(A block of data)
____________

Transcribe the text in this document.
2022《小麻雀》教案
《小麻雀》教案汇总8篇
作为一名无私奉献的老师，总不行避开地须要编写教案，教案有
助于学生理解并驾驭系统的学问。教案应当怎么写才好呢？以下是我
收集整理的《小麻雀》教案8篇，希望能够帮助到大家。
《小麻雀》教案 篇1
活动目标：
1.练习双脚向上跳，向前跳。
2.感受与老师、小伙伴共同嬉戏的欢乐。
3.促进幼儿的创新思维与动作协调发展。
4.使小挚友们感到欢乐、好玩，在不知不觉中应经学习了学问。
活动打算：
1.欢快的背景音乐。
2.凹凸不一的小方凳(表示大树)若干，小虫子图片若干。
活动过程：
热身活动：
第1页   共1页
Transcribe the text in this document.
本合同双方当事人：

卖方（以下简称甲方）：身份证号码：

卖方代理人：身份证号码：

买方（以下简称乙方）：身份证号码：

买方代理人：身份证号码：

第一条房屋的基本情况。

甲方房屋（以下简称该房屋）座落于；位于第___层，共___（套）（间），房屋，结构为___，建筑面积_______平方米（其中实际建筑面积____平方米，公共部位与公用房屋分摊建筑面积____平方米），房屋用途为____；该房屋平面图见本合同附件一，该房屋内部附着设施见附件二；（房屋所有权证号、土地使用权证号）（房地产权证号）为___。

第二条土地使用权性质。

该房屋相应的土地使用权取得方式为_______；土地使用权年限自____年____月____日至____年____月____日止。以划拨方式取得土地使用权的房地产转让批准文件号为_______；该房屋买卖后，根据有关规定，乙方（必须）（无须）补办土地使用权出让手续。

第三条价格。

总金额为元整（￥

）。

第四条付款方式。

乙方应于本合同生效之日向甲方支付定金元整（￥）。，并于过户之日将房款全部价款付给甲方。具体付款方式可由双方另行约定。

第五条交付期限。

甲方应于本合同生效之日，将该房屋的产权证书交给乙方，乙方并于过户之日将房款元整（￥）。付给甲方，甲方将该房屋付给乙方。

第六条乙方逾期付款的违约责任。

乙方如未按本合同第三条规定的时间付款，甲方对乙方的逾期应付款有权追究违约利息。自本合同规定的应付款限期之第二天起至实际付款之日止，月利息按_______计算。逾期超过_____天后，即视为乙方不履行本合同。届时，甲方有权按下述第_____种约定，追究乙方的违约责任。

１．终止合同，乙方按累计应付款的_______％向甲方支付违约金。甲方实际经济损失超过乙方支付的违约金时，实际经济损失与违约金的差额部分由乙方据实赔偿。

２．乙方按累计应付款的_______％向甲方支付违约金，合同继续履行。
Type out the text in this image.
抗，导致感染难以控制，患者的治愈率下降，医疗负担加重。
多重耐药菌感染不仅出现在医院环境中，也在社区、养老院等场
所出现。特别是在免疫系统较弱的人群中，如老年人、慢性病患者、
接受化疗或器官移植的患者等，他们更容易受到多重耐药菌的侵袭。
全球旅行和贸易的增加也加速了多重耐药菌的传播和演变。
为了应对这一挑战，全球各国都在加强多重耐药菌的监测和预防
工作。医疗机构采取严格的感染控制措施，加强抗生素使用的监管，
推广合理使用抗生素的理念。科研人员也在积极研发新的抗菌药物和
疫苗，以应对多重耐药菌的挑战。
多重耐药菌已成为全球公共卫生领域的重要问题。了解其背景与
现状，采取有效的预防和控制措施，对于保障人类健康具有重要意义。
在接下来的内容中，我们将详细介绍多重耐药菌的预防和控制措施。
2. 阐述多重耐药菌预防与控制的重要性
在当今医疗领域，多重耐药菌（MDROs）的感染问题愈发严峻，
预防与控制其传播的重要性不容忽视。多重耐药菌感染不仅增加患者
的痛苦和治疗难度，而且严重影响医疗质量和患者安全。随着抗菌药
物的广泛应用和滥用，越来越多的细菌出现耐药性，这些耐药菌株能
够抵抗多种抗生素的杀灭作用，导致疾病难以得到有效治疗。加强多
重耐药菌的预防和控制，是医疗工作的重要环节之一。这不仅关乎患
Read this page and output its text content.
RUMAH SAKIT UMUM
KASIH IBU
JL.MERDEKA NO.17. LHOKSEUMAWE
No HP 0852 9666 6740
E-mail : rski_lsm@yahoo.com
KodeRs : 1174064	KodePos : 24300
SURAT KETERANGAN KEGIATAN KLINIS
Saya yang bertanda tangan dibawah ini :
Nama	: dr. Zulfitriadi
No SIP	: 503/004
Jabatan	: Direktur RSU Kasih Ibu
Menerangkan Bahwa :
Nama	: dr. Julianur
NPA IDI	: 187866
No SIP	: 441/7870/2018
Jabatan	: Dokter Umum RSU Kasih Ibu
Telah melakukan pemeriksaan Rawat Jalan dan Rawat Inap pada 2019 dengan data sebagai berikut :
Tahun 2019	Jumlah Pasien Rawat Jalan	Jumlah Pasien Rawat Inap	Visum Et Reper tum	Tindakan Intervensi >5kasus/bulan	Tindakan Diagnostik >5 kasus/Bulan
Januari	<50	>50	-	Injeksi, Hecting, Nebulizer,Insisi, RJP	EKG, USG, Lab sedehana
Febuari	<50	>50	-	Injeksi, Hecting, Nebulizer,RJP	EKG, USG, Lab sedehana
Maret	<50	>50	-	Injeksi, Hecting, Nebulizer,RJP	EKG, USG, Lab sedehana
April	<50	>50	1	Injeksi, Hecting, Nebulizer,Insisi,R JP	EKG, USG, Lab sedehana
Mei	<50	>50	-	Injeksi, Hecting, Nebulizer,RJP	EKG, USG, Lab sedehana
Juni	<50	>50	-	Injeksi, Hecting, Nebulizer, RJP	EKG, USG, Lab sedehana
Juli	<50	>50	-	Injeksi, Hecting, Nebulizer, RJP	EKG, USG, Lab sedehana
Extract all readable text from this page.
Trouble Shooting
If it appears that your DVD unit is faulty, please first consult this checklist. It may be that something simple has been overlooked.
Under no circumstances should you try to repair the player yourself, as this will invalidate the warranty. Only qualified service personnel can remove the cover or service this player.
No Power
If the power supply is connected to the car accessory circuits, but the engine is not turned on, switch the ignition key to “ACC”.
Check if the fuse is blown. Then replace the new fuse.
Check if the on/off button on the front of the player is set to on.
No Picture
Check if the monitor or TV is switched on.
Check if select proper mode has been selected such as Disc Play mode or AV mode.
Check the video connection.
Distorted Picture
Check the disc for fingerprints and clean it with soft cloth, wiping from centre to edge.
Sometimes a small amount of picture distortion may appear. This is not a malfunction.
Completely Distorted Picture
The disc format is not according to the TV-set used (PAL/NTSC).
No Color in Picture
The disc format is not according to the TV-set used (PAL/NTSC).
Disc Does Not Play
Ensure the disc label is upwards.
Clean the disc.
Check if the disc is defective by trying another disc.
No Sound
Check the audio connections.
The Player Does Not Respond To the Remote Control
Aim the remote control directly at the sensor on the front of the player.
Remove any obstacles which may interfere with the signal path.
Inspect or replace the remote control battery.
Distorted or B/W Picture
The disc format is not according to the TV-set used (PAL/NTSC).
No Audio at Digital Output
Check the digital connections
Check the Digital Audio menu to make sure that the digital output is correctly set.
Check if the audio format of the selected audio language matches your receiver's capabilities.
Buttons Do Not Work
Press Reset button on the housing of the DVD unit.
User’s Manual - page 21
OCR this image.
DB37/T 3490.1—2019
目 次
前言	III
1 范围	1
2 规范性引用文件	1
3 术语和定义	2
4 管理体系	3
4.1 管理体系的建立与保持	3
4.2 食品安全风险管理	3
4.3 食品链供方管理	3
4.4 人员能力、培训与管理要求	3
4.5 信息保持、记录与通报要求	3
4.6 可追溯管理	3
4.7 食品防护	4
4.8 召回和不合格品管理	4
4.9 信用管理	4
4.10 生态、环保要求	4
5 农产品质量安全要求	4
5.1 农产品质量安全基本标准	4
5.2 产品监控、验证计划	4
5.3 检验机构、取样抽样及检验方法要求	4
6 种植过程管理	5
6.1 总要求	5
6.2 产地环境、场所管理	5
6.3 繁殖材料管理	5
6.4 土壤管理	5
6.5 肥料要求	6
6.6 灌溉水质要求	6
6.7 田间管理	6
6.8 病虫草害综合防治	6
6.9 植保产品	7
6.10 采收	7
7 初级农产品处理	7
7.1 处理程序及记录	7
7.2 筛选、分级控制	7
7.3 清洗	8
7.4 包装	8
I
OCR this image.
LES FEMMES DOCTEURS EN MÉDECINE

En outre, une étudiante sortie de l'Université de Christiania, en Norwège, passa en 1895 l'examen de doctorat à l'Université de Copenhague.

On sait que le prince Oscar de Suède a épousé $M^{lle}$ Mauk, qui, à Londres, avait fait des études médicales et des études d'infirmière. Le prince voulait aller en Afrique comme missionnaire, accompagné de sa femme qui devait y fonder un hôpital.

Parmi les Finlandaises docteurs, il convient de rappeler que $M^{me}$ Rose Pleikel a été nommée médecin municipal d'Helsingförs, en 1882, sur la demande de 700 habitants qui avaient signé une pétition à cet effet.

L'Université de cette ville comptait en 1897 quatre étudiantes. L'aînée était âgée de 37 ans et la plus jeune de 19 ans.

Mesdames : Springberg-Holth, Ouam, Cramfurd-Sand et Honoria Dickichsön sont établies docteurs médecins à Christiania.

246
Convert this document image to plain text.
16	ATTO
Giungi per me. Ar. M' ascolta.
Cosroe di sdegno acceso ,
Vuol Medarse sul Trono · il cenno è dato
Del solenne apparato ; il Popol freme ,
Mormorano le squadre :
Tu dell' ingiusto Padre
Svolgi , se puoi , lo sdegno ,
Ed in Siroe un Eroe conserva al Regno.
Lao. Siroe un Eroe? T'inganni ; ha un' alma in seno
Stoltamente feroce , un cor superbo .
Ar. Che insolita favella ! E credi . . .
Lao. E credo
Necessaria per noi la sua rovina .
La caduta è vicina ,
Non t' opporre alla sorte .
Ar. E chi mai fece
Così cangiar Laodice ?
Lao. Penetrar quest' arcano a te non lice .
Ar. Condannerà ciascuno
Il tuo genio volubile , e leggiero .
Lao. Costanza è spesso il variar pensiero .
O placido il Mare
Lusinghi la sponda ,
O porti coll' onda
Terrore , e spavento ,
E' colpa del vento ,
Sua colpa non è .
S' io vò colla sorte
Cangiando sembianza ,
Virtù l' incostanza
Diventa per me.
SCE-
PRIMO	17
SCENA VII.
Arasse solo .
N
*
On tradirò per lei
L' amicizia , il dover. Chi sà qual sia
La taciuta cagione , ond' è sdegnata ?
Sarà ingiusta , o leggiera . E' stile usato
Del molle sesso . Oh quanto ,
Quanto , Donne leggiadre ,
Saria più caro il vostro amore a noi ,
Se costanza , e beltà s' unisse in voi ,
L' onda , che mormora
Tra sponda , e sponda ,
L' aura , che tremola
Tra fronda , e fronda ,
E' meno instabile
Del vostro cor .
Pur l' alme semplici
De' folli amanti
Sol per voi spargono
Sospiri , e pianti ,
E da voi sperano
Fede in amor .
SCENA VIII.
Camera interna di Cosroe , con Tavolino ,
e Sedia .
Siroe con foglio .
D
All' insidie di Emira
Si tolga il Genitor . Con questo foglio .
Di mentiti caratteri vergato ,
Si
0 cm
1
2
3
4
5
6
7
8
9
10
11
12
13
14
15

____________

Required work: Find each line that has the word "Distorted", then copy it out.

Exercise result:
Distorted Picture
Completely Distorted Picture
Distorted or B/W Picture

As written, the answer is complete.